A run of records

## start

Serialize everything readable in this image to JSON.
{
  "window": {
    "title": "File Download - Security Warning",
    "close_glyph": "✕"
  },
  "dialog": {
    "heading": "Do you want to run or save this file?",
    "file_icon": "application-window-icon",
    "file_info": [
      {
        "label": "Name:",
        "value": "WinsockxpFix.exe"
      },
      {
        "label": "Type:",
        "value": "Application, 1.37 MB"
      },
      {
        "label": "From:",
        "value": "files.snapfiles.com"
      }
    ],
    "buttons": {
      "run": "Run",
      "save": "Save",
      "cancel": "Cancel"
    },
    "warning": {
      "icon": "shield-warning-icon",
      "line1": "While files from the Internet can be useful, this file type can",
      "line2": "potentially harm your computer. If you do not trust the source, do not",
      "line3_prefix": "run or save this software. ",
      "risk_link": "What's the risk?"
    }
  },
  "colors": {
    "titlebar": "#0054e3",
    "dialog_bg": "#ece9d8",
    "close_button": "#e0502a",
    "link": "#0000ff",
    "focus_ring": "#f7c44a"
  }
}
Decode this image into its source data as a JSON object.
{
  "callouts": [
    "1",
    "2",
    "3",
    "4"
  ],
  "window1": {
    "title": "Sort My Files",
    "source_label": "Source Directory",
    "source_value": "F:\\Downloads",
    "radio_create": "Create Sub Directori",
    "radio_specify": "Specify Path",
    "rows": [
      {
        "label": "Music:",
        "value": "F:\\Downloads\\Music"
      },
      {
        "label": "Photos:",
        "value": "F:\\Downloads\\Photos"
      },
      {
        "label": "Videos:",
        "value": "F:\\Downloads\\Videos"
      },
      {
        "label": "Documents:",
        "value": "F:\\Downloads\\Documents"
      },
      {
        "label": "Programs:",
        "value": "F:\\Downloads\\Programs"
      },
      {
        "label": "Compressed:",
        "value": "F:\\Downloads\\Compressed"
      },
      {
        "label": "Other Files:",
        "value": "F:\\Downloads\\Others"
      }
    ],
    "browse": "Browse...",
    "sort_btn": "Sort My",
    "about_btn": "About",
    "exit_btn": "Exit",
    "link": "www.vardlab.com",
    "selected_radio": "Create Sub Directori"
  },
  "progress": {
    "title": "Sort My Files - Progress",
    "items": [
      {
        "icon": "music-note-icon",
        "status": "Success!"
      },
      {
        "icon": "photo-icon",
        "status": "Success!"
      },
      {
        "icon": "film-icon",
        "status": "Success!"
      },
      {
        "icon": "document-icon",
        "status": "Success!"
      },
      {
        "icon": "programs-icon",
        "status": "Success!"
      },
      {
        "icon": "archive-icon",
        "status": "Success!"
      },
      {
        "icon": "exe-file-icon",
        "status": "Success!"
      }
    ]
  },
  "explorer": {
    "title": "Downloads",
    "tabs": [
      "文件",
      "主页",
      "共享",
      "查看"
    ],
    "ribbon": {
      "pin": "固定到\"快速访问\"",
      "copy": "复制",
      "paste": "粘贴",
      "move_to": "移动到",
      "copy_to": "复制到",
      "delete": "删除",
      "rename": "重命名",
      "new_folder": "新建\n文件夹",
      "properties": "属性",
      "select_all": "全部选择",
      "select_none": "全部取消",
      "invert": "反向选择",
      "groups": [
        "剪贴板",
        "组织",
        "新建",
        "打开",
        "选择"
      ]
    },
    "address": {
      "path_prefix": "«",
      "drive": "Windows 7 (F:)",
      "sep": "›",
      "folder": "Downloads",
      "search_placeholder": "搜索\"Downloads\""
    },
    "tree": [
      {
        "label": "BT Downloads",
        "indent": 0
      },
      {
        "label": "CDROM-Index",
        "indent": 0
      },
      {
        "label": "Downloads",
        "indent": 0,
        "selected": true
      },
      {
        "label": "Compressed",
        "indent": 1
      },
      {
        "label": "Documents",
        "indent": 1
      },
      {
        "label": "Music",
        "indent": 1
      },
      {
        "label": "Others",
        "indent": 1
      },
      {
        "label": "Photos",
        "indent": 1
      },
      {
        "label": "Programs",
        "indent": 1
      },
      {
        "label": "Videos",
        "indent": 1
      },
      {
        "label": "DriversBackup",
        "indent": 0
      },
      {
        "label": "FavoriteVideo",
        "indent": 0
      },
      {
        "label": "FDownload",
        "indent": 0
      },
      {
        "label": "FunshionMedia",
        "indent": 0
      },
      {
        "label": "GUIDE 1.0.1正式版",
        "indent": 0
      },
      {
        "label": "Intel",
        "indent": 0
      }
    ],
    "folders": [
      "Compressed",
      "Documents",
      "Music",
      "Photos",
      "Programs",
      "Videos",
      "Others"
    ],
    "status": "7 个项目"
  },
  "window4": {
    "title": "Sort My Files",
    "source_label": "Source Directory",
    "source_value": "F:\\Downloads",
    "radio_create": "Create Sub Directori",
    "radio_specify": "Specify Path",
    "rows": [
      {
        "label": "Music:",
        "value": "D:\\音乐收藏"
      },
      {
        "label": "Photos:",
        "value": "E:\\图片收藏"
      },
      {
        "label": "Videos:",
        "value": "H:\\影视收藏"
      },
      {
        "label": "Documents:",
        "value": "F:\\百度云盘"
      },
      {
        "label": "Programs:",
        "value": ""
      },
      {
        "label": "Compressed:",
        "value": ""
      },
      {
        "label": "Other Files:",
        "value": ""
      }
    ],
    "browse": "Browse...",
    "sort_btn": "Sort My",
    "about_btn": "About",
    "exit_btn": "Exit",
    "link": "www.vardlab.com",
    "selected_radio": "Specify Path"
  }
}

## end

- Set exercise
Count how many lines in the data contain the word "JSON", giving the number without comment.

- Result of the exercise
2